Print the records below exactly as they appear.

ENTRIES PROVIDED
__________

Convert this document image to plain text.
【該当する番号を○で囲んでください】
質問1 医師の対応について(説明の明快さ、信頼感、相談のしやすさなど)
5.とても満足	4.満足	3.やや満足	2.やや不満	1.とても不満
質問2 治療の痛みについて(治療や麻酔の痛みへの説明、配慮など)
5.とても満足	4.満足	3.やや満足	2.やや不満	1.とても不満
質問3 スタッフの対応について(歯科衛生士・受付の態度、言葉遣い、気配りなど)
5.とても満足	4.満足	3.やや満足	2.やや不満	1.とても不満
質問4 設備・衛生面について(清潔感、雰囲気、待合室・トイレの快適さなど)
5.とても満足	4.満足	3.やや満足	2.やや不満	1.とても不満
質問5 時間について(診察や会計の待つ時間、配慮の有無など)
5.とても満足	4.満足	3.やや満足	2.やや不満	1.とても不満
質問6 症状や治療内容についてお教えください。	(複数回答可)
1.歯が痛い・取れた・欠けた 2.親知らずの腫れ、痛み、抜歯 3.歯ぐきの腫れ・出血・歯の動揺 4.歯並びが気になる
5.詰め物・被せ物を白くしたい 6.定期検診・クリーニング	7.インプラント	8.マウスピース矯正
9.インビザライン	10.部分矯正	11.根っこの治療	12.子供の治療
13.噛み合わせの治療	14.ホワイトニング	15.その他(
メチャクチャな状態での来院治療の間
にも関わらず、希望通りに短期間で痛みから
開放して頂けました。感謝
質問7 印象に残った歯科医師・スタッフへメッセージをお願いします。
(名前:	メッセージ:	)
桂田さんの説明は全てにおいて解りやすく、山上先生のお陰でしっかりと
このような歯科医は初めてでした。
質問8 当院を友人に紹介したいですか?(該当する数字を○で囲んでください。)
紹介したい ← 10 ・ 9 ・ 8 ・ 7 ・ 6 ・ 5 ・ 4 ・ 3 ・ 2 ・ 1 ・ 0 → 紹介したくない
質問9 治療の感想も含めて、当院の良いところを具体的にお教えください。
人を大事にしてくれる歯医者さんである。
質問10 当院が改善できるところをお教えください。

__________

SOLUTION TO THE EXERCISE
Convert this document image to plain text.
【該当する番号を○で囲んでください】
質問1 医師の対応について(説明の明快さ、信頼感、相談のしやすさなど)
5.とても満足	4.満足	3.やや満足	2.やや不満	1.とても不満
質問2 治療の痛みについて(治療や麻酔の痛みへの説明、配慮など)
5.とても満足	4.満足	3.やや満足	2.やや不満	1.とても不満
質問3 スタッフの対応について(歯科衛生士・受付の態度、言葉遣い、気配りなど)
5.とても満足	4.満足	3.やや満足	2.やや不満	1.とても不満
質問4 設備・衛生面について(清潔感、雰囲気、待合室・トイレの快適さなど)
5.とても満足	4.満足	3.やや満足	2.やや不満	1.とても不満
質問5 時間について(診察や会計の待つ時間、配慮の有無など)
5.とても満足	4.満足	3.やや満足	2.やや不満	1.とても不満
質問6 症状や治療内容についてお教えください。	(複数回答可)
1.歯が痛い・取れた・欠けた 2.親知らずの腫れ、痛み、抜歯 3.歯ぐきの腫れ・出血・歯の動揺 4.歯並びが気になる
5.詰め物・被せ物を白くしたい 6.定期検診・クリーニング	7.インプラント	8.マウスピース矯正
9.インビザライン	10.部分矯正	11.根っこの治療	12.子供の治療
13.噛み合わせの治療	14.ホワイトニング	15.その他(
メチャクチャな状態での来院治療の間
にも関わらず、希望通りに短期間で痛みから
開放して頂けました。感謝
質問7 印象に残った歯科医師・スタッフへメッセージをお願いします。
(名前:	メッセージ:	)
桂田さんの説明は全てにおいて解りやすく、山上先生のお陰でしっかりと
このような歯科医は初めてでした。
質問8 当院を友人に紹介したいですか?(該当する数字を○で囲んでください。)
紹介したい ← 10 ・ 9 ・ 8 ・ 7 ・ 6 ・ 5 ・ 4 ・ 3 ・ 2 ・ 1 ・ 0 → 紹介したくない
質問9 治療の感想も含めて、当院の良いところを具体的にお教えください。
人を大事にしてくれる歯医者さんである。
質問10 当院が改善できるところをお教えください。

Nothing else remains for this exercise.